## Begin INPUT ROWS
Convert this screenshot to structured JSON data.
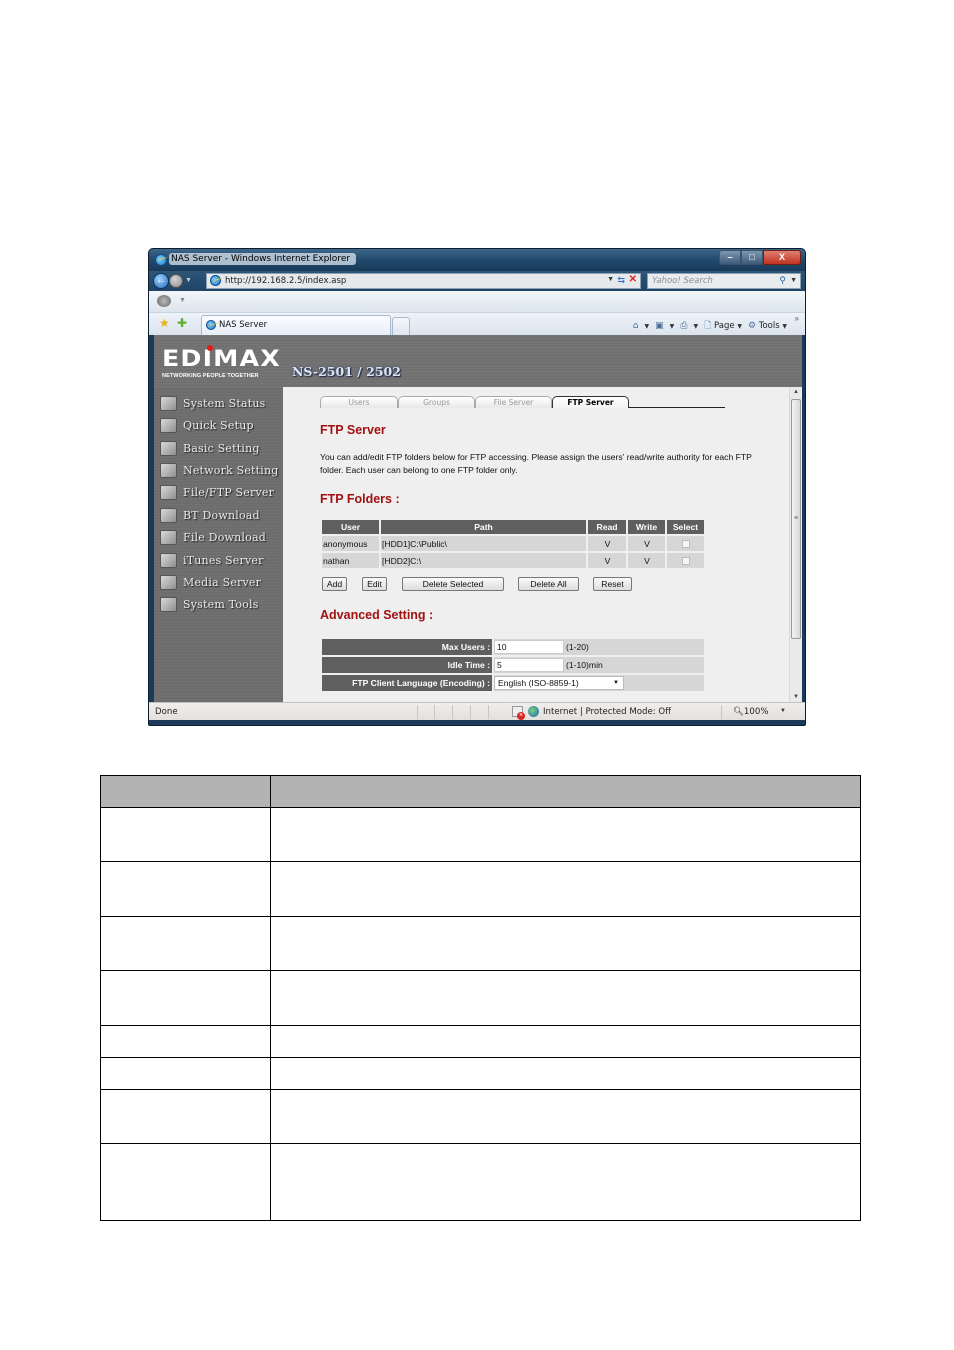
{
  "browser": {
    "window_title": "NAS Server - Windows Internet Explorer",
    "address": "http://192.168.2.5/index.asp",
    "search_placeholder": "Yahoo! Search",
    "tab_title": "NAS Server",
    "window_buttons": {
      "minimize": "–",
      "maximize": "□",
      "close": "X"
    },
    "command_bar": {
      "page_label": "Page",
      "tools_label": "Tools"
    },
    "status": {
      "left": "Done",
      "zone": "Internet | Protected Mode: Off",
      "zoom": "100%"
    }
  },
  "app": {
    "brand": "EDIMAX",
    "tagline": "NETWORKING PEOPLE TOGETHER",
    "model": "NS-2501 / 2502",
    "brand_dot_color": "#e31b1b",
    "sidebar": [
      {
        "label": "System Status",
        "icon": "monitor-icon"
      },
      {
        "label": "Quick Setup",
        "icon": "wizard-icon"
      },
      {
        "label": "Basic Setting",
        "icon": "checklist-icon"
      },
      {
        "label": "Network Setting",
        "icon": "network-icon"
      },
      {
        "label": "File/FTP Server",
        "icon": "folder-icon"
      },
      {
        "label": "BT Download",
        "icon": "bittorrent-icon"
      },
      {
        "label": "File Download",
        "icon": "download-icon"
      },
      {
        "label": "iTunes Server",
        "icon": "music-icon"
      },
      {
        "label": "Media Server",
        "icon": "media-icon"
      },
      {
        "label": "System Tools",
        "icon": "tools-icon"
      }
    ],
    "tabs": [
      {
        "label": "Users",
        "active": false
      },
      {
        "label": "Groups",
        "active": false
      },
      {
        "label": "File Server",
        "active": false
      },
      {
        "label": "FTP Server",
        "active": true
      }
    ],
    "heading": "FTP Server",
    "description": "You can add/edit FTP folders below for FTP accessing. Please assign the users' read/write authority for each FTP folder. Each user can belong to one FTP folder only.",
    "folders_heading": "FTP Folders  :",
    "folders_table": {
      "columns": [
        "User",
        "Path",
        "Read",
        "Write",
        "Select"
      ],
      "rows": [
        {
          "user": "anonymous",
          "path": "[HDD1]C:\\Public\\",
          "read": "V",
          "write": "V",
          "selected": false
        },
        {
          "user": "nathan",
          "path": "[HDD2]C:\\",
          "read": "V",
          "write": "V",
          "selected": false
        }
      ]
    },
    "buttons": {
      "add": "Add",
      "edit": "Edit",
      "delete_selected": "Delete Selected",
      "delete_all": "Delete All",
      "reset": "Reset"
    },
    "advanced_heading": "Advanced Setting  :",
    "advanced": {
      "max_users": {
        "label": "Max Users :",
        "value": "10",
        "hint": "(1-20)"
      },
      "idle_time": {
        "label": "Idle Time :",
        "value": "5",
        "hint": "(1-10)min"
      },
      "language": {
        "label": "FTP Client Language (Encoding) :",
        "value": "English (ISO-8859-1)"
      }
    },
    "accent_color": "#a01212"
  },
  "doc_table": {
    "rows": 8
  }
}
## End INPUT ROWS
**DIRECTIONS FOR THIS TASK**: Print the full listing exactly, dropping the pictures.

**WORKED ANSWER**:
Convert this screenshot to structured JSON data.
{
  "browser": {
    "window_title": "NAS Server - Windows Internet Explorer",
    "address": "http://192.168.2.5/index.asp",
    "search_placeholder": "Yahoo! Search",
    "tab_title": "NAS Server",
    "window_buttons": {
      "minimize": "–",
      "maximize": "□",
      "close": "X"
    },
    "command_bar": {
      "page_label": "Page",
      "tools_label": "Tools"
    },
    "status": {
      "left": "Done",
      "zone": "Internet | Protected Mode: Off",
      "zoom": "100%"
    }
  },
  "app": {
    "brand": "EDIMAX",
    "tagline": "NETWORKING PEOPLE TOGETHER",
    "model": "NS-2501 / 2502",
    "brand_dot_color": "#e31b1b",
    "sidebar": [
      {
        "label": "System Status",
        "icon": "monitor-icon"
      },
      {
        "label": "Quick Setup",
        "icon": "wizard-icon"
      },
      {
        "label": "Basic Setting",
        "icon": "checklist-icon"
      },
      {
        "label": "Network Setting",
        "icon": "network-icon"
      },
      {
        "label": "File/FTP Server",
        "icon": "folder-icon"
      },
      {
        "label": "BT Download",
        "icon": "bittorrent-icon"
      },
      {
        "label": "File Download",
        "icon": "download-icon"
      },
      {
        "label": "iTunes Server",
        "icon": "music-icon"
      },
      {
        "label": "Media Server",
        "icon": "media-icon"
      },
      {
        "label": "System Tools",
        "icon": "tools-icon"
      }
    ],
    "tabs": [
      {
        "label": "Users",
        "active": false
      },
      {
        "label": "Groups",
        "active": false
      },
      {
        "label": "File Server",
        "active": false
      },
      {
        "label": "FTP Server",
        "active": true
      }
    ],
    "heading": "FTP Server",
    "description": "You can add/edit FTP folders below for FTP accessing. Please assign the users' read/write authority for each FTP folder. Each user can belong to one FTP folder only.",
    "folders_heading": "FTP Folders  :",
    "folders_table": {
      "columns": [
        "User",
        "Path",
        "Read",
        "Write",
        "Select"
      ],
      "rows": [
        {
          "user": "anonymous",
          "path": "[HDD1]C:\\Public\\",
          "read": "V",
          "write": "V",
          "selected": false
        },
        {
          "user": "nathan",
          "path": "[HDD2]C:\\",
          "read": "V",
          "write": "V",
          "selected": false
        }
      ]
    },
    "buttons": {
      "add": "Add",
      "edit": "Edit",
      "delete_selected": "Delete Selected",
      "delete_all": "Delete All",
      "reset": "Reset"
    },
    "advanced_heading": "Advanced Setting  :",
    "advanced": {
      "max_users": {
        "label": "Max Users :",
        "value": "10",
        "hint": "(1-20)"
      },
      "idle_time": {
        "label": "Idle Time :",
        "value": "5",
        "hint": "(1-10)min"
      },
      "language": {
        "label": "FTP Client Language (Encoding) :",
        "value": "English (ISO-8859-1)"
      }
    },
    "accent_color": "#a01212"
  },
  "doc_table": {
    "rows": 8
  }
}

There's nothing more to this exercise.